He puts those options in there because they are more preferable to the reapers than destroy is

The Catalyst doesn't really care. All it wants is a solution to the problem that it's been trying to solve.  Basically, after we hand over the Crucible to the Catalyst, it analyzed it and concluded the device could be used to solve its problem. It doesn't care how the problem is solved, to the point where it doesn't care about its own survival. That's why it presents all three options as they are. The only way you can "anger" the Catalyst is by refusing to solve its problem.

in other words, Shepard basically ends up face to face with the enemy he/she had been trying to defeat, but it's only then that the big picture becomes clear and it becomes obvious how futile Shepard's (and therefore the player's) actions were. The Catalyst simply doesn't care about Shepard's ideals or motivations, as should be clear from the dialogue Shepard has with it. Shepard cannnot reason with the Catalyst and has no way of stopping it, it's in complete control. By giving them the Crucible, Shepard actually helped the Reapers. They're not interested in victory, as it wasn't even a war for them. They were simply interested in fulfilling the objective the Leviathans gave to the Catalyst. And they succeed in all of the endings.

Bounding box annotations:

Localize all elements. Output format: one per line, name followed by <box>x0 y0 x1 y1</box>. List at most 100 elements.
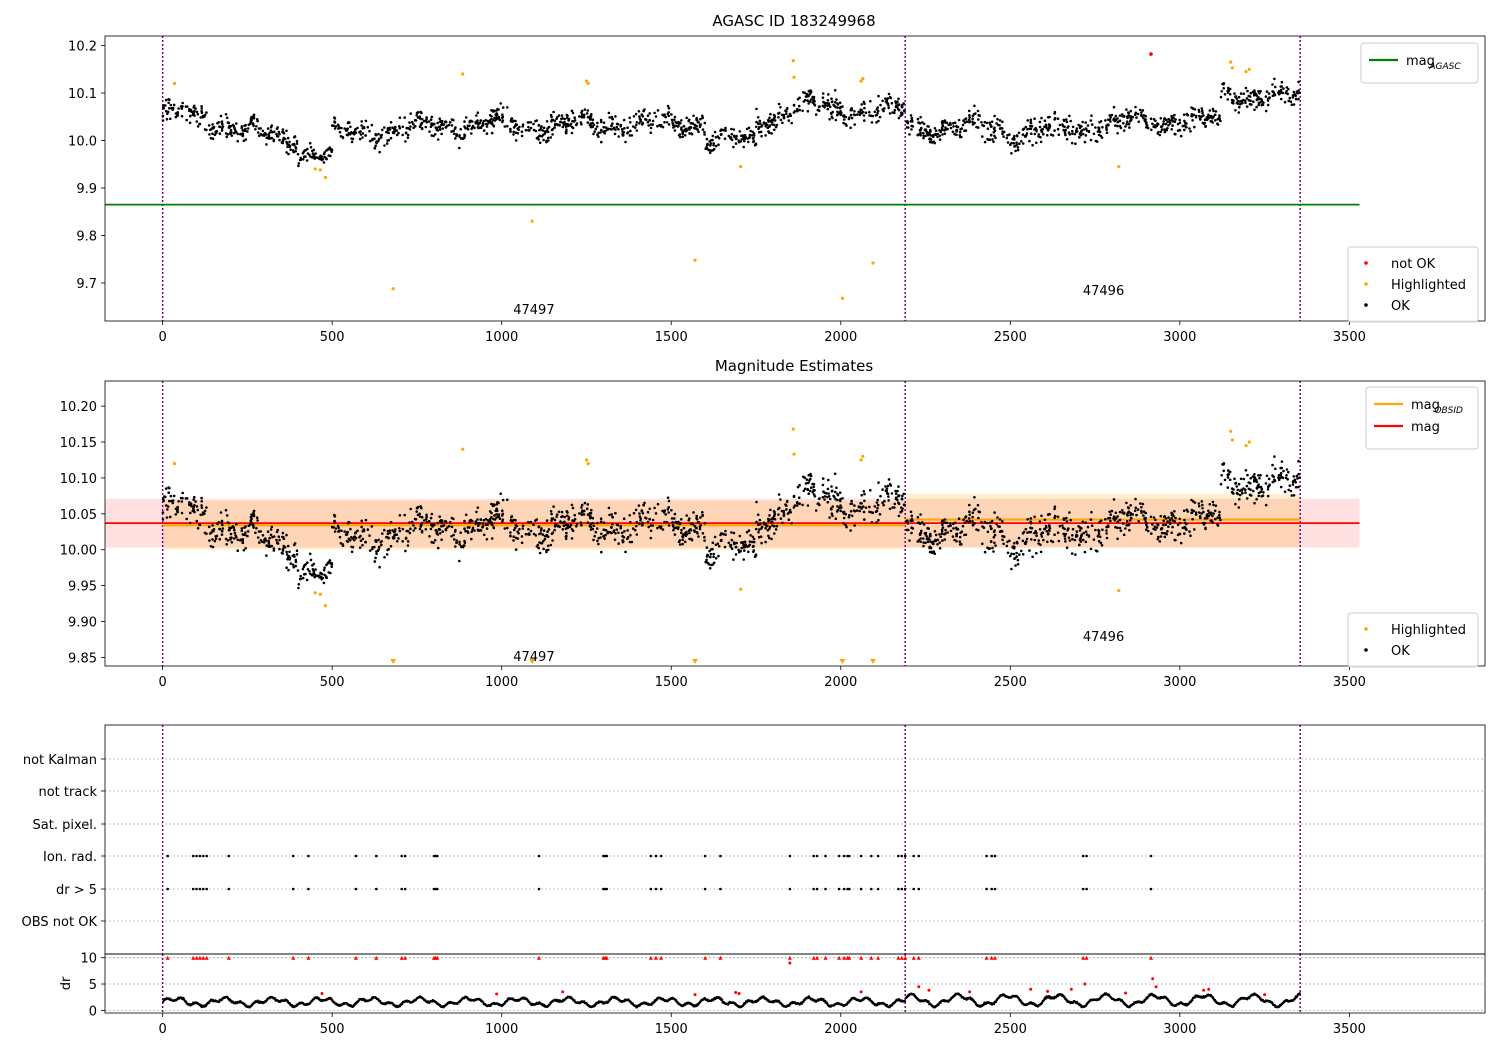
ok-point <box>278 138 281 142</box>
ok-point <box>1166 520 1169 523</box>
ok-point <box>797 104 801 108</box>
highlighted-point <box>861 77 865 81</box>
legend-label: OK <box>1391 299 1410 314</box>
ok-point <box>200 496 203 500</box>
ok-point <box>360 519 364 523</box>
ok-point <box>1099 541 1103 545</box>
ok-point <box>354 531 357 535</box>
ok-point <box>317 574 321 577</box>
ok-point <box>296 569 300 572</box>
ok-point <box>737 550 741 554</box>
ok-point <box>1095 140 1099 143</box>
ok-point <box>205 532 208 535</box>
ok-point <box>917 121 920 124</box>
ok-point <box>219 114 223 118</box>
ok-point <box>350 140 354 144</box>
ok-point <box>747 126 751 130</box>
ok-point <box>1167 124 1170 127</box>
ok-point <box>635 520 639 524</box>
ok-point <box>196 508 200 512</box>
ok-point <box>671 525 675 528</box>
ok-point <box>934 133 938 136</box>
ok-point <box>1112 517 1115 520</box>
ok-point <box>1226 89 1229 93</box>
ok-point <box>635 533 639 536</box>
ok-point <box>1252 100 1255 103</box>
flag-point <box>659 887 663 891</box>
ok-point <box>1285 468 1289 471</box>
ok-point <box>1068 511 1071 514</box>
ok-point <box>509 531 512 534</box>
ok-point <box>1266 488 1270 491</box>
ok-point <box>1010 567 1013 571</box>
ok-point <box>586 513 590 516</box>
ok-point <box>208 532 212 535</box>
ok-point <box>723 545 727 549</box>
ok-point <box>1185 126 1188 129</box>
ok-point <box>1135 513 1138 517</box>
ok-point <box>1020 549 1023 553</box>
ok-point <box>1145 525 1149 529</box>
obsid-label: 47497 <box>513 303 554 318</box>
ok-point <box>580 512 583 515</box>
ok-point <box>896 489 899 493</box>
ok-point <box>1105 532 1108 535</box>
ok-point <box>620 531 624 535</box>
ok-point <box>1204 527 1207 531</box>
ok-point <box>748 133 752 137</box>
ok-point <box>312 152 315 156</box>
ok-point <box>492 526 496 530</box>
ok-point <box>949 123 952 126</box>
ok-point <box>894 100 897 103</box>
ok-point <box>527 521 530 524</box>
ok-point <box>630 134 634 137</box>
ok-point <box>360 525 363 529</box>
ok-point <box>224 132 228 135</box>
highlighted-point <box>461 72 465 76</box>
flag-point <box>191 854 195 858</box>
ok-point <box>936 538 940 542</box>
ok-point <box>241 538 245 541</box>
ok-point <box>968 513 971 516</box>
ok-point <box>972 122 975 126</box>
ok-point <box>730 132 734 136</box>
ok-point <box>404 549 407 553</box>
ok-point <box>420 127 424 131</box>
y-tick-label: 9.85 <box>68 651 97 666</box>
legend-label: OK <box>1391 644 1410 659</box>
ok-point <box>807 94 810 98</box>
ok-point <box>420 516 424 519</box>
ok-point <box>381 532 384 535</box>
ok-point <box>1201 503 1204 507</box>
ok-point <box>989 134 993 137</box>
ok-point <box>1082 531 1085 535</box>
ok-point <box>742 546 746 549</box>
ok-point <box>933 127 937 130</box>
ok-point <box>748 543 752 547</box>
ok-point <box>332 124 335 128</box>
ok-point <box>1136 112 1140 116</box>
ok-point <box>218 125 222 129</box>
ok-point <box>1237 95 1241 99</box>
ok-point <box>1193 125 1196 129</box>
ok-point <box>777 513 780 516</box>
ok-point <box>240 529 244 533</box>
highlighted-point <box>1247 440 1251 444</box>
ok-point <box>277 130 281 134</box>
ok-point <box>333 521 337 524</box>
ok-point <box>1015 551 1018 555</box>
ok-point <box>779 118 783 122</box>
ok-point <box>1079 131 1082 135</box>
ok-point <box>270 525 274 529</box>
ok-point <box>1096 130 1100 133</box>
highlighted-point <box>859 458 863 462</box>
ok-point <box>1189 534 1192 537</box>
ok-point <box>205 506 208 509</box>
ok-point <box>1098 130 1102 134</box>
ok-point <box>1133 509 1137 512</box>
ok-point <box>602 521 606 524</box>
ok-point <box>675 121 679 125</box>
ok-point <box>1219 95 1223 99</box>
ok-point <box>643 501 646 505</box>
ok-point <box>1001 538 1004 542</box>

Task 1: Output the part of the passage about the Catalyst between "The Catalyst doesn't" and "refusing to solve its problem.", inclusive.
Task 2: In the passage about the Catalyst, who gave the Catalyst its objective?
The records aren't needed here.

Solution 1:
The Catalyst doesn't really care. All it wants is a solution to the problem that it's been trying to solve.  Basically, after we hand over the Crucible to the Catalyst, it analyzed it and concluded the device could be used to solve its problem. It doesn't care how the problem is solved, to the point where it doesn't care about its own survival. That's why it presents all three options as they are. The only way you can "anger" the Catalyst is by refusing to solve its problem.

Solution 2: The Leviathans.